== Aim of the exercise ==
Go through the entries below and pick out every line with "this".

(Entries from a dataset)

.....

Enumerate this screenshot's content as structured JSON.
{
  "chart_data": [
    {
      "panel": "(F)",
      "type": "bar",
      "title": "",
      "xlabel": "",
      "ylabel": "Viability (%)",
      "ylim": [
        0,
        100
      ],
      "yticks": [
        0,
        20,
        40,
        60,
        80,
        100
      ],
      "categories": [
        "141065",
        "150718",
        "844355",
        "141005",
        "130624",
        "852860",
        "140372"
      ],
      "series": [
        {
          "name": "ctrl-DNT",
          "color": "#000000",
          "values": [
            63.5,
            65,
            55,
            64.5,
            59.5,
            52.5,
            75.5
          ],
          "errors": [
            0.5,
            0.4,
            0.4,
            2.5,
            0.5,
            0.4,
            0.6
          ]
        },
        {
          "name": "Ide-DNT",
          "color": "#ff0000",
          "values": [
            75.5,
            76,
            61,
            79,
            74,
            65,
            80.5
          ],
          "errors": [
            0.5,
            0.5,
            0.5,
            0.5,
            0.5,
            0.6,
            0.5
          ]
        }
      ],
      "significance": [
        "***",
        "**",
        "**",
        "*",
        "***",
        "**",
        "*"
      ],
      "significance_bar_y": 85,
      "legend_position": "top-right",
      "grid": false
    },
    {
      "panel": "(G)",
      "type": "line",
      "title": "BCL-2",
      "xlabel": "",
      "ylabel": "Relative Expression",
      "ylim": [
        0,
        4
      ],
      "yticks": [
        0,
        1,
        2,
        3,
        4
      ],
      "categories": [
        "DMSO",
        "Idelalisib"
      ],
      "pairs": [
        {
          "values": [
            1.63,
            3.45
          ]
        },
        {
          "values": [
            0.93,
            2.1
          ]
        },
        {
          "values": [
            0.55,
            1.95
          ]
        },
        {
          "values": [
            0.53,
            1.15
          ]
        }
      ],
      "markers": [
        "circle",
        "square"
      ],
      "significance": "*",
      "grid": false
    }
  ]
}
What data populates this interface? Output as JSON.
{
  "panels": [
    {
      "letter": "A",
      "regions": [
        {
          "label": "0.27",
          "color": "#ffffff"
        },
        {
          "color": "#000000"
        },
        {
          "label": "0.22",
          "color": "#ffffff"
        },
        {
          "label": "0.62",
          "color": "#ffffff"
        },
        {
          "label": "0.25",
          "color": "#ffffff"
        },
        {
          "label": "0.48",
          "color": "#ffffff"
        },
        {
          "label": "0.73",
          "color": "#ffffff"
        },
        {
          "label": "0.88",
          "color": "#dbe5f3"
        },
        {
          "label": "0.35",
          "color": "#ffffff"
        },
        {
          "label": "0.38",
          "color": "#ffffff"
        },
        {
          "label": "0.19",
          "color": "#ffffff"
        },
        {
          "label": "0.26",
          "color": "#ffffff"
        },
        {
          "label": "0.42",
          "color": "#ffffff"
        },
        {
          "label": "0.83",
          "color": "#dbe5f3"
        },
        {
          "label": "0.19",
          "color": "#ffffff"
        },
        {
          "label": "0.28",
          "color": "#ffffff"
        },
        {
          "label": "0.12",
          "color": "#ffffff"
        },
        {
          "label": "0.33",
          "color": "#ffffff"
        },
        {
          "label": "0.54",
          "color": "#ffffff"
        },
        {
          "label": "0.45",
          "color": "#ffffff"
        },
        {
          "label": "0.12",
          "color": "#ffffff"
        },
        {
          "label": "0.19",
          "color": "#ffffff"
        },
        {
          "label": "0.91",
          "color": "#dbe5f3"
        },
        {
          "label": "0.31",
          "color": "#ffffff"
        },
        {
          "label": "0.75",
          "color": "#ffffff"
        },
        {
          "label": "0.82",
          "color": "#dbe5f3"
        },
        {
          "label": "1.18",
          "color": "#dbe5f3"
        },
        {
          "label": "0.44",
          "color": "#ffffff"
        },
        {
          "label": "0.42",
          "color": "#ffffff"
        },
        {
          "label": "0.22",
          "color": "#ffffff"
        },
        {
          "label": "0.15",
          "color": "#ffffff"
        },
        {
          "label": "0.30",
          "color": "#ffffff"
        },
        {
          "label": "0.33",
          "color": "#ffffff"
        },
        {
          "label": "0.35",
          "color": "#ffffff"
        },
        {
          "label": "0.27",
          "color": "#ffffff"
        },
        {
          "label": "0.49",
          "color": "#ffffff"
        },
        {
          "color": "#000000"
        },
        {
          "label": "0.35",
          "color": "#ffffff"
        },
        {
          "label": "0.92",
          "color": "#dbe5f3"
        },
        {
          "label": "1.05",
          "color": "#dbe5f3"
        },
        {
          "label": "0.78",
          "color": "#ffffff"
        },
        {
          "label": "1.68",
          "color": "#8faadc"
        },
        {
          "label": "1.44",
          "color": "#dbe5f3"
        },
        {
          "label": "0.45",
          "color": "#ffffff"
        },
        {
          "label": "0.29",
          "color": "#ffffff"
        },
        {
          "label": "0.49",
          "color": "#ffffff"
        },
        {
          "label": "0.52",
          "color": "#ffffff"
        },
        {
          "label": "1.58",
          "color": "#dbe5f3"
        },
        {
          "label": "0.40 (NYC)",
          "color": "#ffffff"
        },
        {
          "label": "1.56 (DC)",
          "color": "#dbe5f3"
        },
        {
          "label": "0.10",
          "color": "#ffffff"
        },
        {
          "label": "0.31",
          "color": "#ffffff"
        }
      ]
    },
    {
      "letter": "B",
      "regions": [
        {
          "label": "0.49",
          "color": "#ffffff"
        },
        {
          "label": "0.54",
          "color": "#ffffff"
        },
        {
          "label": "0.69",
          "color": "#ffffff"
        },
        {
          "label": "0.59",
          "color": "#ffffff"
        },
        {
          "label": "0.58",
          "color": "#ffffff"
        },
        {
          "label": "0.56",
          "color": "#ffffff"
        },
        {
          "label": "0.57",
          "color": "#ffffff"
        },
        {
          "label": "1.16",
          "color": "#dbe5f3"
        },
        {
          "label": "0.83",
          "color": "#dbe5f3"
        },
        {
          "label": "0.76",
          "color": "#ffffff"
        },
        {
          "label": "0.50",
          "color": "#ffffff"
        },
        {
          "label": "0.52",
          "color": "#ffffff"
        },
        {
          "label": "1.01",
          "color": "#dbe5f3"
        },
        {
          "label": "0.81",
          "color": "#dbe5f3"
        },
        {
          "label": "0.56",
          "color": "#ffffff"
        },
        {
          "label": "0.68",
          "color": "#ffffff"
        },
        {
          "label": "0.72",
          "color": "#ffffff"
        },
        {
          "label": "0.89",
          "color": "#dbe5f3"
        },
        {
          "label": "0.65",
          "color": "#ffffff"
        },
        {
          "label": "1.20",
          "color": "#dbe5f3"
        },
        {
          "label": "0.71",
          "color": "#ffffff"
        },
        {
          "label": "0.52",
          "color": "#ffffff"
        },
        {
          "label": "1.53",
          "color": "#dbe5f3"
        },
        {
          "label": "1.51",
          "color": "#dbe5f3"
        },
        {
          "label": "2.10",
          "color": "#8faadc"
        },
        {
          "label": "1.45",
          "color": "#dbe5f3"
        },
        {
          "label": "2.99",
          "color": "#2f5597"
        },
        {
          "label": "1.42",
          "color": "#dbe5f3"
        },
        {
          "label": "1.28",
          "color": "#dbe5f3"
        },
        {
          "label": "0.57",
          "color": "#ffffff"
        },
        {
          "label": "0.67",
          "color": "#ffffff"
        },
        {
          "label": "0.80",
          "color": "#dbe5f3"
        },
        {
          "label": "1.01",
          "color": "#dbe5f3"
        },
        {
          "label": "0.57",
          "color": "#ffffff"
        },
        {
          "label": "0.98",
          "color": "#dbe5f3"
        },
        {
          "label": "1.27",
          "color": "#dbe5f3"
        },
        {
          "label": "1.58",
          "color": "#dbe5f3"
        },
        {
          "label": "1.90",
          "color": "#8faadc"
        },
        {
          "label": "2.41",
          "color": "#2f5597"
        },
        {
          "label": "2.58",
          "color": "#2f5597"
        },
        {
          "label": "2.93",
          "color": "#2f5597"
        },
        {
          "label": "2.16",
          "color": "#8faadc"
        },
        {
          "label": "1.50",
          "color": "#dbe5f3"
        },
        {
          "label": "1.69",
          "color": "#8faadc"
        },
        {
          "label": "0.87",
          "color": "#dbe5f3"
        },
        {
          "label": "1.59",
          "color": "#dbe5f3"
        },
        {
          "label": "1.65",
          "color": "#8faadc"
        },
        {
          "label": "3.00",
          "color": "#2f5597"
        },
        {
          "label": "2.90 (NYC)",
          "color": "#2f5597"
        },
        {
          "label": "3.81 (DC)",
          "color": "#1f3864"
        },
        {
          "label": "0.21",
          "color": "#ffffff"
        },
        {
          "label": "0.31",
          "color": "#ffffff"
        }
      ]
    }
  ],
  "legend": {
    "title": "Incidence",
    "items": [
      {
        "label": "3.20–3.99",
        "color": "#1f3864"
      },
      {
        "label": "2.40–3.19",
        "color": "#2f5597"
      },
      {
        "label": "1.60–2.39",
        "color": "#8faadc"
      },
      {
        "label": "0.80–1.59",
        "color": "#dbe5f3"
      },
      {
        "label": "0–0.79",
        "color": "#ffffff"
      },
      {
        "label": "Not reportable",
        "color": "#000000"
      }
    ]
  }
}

.....

== Response to the exercise ==
Enumerate this screenshot's content as structured JSON.
What data populates this interface? Output as JSON.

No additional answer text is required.